** Start RECORDED DATA **

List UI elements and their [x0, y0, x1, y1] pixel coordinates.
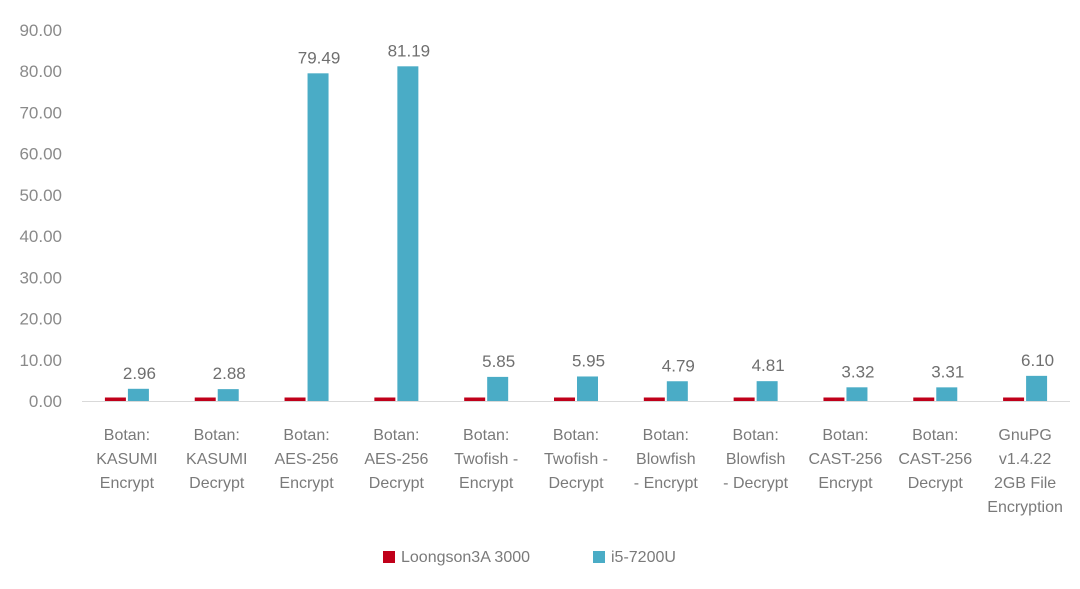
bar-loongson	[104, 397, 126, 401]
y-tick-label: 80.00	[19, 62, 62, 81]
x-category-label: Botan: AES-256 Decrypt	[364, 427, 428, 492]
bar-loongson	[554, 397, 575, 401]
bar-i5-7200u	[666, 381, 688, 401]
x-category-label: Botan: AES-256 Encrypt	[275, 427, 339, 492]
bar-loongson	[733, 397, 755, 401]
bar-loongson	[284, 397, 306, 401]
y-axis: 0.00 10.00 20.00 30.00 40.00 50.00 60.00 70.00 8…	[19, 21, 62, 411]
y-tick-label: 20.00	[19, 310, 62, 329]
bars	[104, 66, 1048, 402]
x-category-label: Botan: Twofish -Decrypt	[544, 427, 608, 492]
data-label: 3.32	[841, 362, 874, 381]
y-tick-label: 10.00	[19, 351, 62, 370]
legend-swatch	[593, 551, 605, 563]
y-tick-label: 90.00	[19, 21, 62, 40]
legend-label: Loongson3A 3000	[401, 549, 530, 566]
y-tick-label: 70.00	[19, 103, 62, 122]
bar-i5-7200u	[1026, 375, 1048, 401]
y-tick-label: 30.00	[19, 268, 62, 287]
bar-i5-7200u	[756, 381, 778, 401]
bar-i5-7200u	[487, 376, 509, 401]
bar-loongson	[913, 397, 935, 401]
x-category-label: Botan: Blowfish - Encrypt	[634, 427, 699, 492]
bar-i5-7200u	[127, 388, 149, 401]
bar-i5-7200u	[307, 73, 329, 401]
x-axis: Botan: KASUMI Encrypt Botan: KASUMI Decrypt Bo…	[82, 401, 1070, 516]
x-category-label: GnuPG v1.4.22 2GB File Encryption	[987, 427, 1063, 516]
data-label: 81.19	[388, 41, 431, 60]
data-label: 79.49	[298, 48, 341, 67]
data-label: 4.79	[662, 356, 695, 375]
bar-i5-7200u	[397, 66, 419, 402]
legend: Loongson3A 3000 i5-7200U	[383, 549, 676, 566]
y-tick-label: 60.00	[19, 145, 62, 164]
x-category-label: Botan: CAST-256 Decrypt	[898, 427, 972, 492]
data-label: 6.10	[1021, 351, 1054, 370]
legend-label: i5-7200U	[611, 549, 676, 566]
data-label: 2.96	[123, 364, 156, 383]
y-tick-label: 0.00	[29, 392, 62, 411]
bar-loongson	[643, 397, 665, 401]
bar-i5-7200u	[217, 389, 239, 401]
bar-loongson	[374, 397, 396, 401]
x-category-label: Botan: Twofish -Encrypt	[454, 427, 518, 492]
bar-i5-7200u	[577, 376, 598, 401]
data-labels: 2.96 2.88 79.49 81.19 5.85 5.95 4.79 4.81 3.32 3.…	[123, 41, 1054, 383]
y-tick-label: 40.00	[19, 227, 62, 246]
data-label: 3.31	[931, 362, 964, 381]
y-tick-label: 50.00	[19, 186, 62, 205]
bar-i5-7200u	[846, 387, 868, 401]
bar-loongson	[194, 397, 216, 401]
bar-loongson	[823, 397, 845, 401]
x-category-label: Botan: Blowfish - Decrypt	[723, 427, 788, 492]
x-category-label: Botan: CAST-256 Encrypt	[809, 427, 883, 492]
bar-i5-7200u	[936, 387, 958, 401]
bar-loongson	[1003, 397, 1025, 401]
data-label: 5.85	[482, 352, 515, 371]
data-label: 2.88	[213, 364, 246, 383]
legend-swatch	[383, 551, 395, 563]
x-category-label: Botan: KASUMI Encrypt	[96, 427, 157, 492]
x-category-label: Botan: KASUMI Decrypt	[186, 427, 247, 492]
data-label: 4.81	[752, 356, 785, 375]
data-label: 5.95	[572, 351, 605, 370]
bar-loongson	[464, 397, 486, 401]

** End RECORDED DATA **

WORK TO COMPLETE - Reproduce every line of the listing above without any change, and leave the picture out.

FULL ANSWER -
List UI elements and their [x0, y0, x1, y1] pixel coordinates.
bar-loongson	[104, 397, 126, 401]
y-tick-label: 80.00	[19, 62, 62, 81]
x-category-label: Botan: AES-256 Decrypt	[364, 427, 428, 492]
bar-loongson	[554, 397, 575, 401]
bar-i5-7200u	[666, 381, 688, 401]
x-category-label: Botan: AES-256 Encrypt	[275, 427, 339, 492]
bar-loongson	[733, 397, 755, 401]
bar-loongson	[284, 397, 306, 401]
y-axis: 0.00 10.00 20.00 30.00 40.00 50.00 60.00 70.00 8…	[19, 21, 62, 411]
y-tick-label: 20.00	[19, 310, 62, 329]
bars	[104, 66, 1048, 402]
x-category-label: Botan: Twofish -Decrypt	[544, 427, 608, 492]
data-label: 3.32	[841, 362, 874, 381]
y-tick-label: 10.00	[19, 351, 62, 370]
legend-swatch	[593, 551, 605, 563]
y-tick-label: 90.00	[19, 21, 62, 40]
legend-label: Loongson3A 3000	[401, 549, 530, 566]
y-tick-label: 70.00	[19, 103, 62, 122]
bar-i5-7200u	[1026, 375, 1048, 401]
y-tick-label: 30.00	[19, 268, 62, 287]
bar-i5-7200u	[756, 381, 778, 401]
bar-i5-7200u	[487, 376, 509, 401]
bar-loongson	[913, 397, 935, 401]
x-category-label: Botan: Blowfish - Encrypt	[634, 427, 699, 492]
bar-i5-7200u	[127, 388, 149, 401]
bar-i5-7200u	[307, 73, 329, 401]
x-axis: Botan: KASUMI Encrypt Botan: KASUMI Decrypt Bo…	[82, 401, 1070, 516]
x-category-label: GnuPG v1.4.22 2GB File Encryption	[987, 427, 1063, 516]
data-label: 81.19	[388, 41, 431, 60]
data-label: 79.49	[298, 48, 341, 67]
data-label: 4.79	[662, 356, 695, 375]
bar-i5-7200u	[397, 66, 419, 402]
legend: Loongson3A 3000 i5-7200U	[383, 549, 676, 566]
y-tick-label: 60.00	[19, 145, 62, 164]
x-category-label: Botan: CAST-256 Decrypt	[898, 427, 972, 492]
data-label: 6.10	[1021, 351, 1054, 370]
legend-label: i5-7200U	[611, 549, 676, 566]
data-label: 2.96	[123, 364, 156, 383]
y-tick-label: 0.00	[29, 392, 62, 411]
bar-loongson	[643, 397, 665, 401]
bar-i5-7200u	[217, 389, 239, 401]
bar-loongson	[374, 397, 396, 401]
x-category-label: Botan: Twofish -Encrypt	[454, 427, 518, 492]
bar-i5-7200u	[577, 376, 598, 401]
data-labels: 2.96 2.88 79.49 81.19 5.85 5.95 4.79 4.81 3.32 3.…	[123, 41, 1054, 383]
y-tick-label: 40.00	[19, 227, 62, 246]
data-label: 3.31	[931, 362, 964, 381]
y-tick-label: 50.00	[19, 186, 62, 205]
bar-i5-7200u	[846, 387, 868, 401]
bar-loongson	[194, 397, 216, 401]
bar-loongson	[823, 397, 845, 401]
x-category-label: Botan: Blowfish - Decrypt	[723, 427, 788, 492]
x-category-label: Botan: CAST-256 Encrypt	[809, 427, 883, 492]
bar-i5-7200u	[936, 387, 958, 401]
bar-loongson	[1003, 397, 1025, 401]
data-label: 5.85	[482, 352, 515, 371]
data-label: 2.88	[213, 364, 246, 383]
legend-swatch	[383, 551, 395, 563]
x-category-label: Botan: KASUMI Encrypt	[96, 427, 157, 492]
x-category-label: Botan: KASUMI Decrypt	[186, 427, 247, 492]
data-label: 4.81	[752, 356, 785, 375]
data-label: 5.95	[572, 351, 605, 370]
bar-loongson	[464, 397, 486, 401]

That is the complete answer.